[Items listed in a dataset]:
--- BEGIN ---
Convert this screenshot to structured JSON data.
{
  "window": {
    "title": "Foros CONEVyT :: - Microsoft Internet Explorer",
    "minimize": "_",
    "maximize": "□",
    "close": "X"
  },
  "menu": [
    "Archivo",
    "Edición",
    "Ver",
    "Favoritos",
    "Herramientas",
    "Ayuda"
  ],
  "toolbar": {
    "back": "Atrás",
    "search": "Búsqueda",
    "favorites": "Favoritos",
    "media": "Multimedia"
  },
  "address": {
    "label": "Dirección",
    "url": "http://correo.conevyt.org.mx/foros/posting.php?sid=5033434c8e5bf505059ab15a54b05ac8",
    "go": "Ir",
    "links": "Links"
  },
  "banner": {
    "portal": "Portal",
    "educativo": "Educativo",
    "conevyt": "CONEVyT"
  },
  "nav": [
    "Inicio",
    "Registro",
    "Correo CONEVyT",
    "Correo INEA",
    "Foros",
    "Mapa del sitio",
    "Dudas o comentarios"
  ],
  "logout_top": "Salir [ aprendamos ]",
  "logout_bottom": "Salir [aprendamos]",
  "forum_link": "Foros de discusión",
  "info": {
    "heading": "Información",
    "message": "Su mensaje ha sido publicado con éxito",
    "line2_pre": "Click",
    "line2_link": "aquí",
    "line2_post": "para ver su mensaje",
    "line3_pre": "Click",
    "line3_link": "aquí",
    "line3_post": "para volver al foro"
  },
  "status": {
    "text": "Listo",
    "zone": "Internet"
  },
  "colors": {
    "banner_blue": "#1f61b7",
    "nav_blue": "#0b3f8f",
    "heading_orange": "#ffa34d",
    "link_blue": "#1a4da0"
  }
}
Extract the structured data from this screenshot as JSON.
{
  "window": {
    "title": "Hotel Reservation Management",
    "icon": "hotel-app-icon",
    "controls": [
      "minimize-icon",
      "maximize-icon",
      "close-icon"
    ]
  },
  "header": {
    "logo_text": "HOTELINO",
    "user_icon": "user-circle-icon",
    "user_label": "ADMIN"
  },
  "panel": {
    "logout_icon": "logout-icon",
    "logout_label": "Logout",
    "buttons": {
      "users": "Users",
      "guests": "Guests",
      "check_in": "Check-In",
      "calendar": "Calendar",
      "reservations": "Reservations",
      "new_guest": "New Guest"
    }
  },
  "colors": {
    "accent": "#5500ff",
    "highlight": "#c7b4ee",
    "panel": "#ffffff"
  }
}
--- END ---
[TASK TO CARRY OUT]:
For the listing above, identify each line bearing "para".

[RESULT OF THIS EXERCISE]:
    "line2_post": "para ver su mensaje",
    "line3_post": "para volver al foro"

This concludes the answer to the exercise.